§ Short problem:
Pick out the lines below that contain the string "structure" and copy them all.

§ Data for this task:
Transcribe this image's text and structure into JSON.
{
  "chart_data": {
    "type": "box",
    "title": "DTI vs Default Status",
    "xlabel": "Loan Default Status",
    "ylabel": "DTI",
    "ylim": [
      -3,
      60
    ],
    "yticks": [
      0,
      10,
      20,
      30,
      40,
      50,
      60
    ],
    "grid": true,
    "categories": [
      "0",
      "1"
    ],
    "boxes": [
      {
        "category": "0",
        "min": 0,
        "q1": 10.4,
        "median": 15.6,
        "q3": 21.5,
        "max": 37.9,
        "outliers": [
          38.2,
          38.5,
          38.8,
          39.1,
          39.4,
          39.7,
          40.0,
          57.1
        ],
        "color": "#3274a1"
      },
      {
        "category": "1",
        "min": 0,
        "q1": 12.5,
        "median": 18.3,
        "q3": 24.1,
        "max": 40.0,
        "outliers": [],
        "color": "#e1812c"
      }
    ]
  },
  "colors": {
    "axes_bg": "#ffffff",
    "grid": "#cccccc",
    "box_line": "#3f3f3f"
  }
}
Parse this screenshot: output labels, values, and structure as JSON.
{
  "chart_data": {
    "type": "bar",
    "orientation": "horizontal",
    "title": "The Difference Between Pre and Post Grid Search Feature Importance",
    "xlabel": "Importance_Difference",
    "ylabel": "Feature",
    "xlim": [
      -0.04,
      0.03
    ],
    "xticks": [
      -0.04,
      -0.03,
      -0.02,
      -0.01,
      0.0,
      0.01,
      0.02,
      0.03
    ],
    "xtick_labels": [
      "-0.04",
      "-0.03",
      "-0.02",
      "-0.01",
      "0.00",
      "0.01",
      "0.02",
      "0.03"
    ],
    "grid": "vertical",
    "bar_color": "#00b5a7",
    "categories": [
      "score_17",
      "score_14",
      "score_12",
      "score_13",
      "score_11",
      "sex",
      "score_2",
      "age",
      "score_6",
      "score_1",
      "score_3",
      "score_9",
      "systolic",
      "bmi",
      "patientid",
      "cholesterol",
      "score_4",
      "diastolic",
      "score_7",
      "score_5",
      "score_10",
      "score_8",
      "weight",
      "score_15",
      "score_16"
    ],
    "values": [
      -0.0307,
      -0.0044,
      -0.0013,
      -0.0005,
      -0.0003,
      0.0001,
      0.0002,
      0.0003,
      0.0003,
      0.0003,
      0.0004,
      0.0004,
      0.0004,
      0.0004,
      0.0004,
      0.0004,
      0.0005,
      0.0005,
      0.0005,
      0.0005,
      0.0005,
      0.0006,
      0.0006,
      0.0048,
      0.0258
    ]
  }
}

§ Exercise response:
Transcribe this image's text and structure into JSON.
Parse this screenshot: output labels, values, and structure as JSON.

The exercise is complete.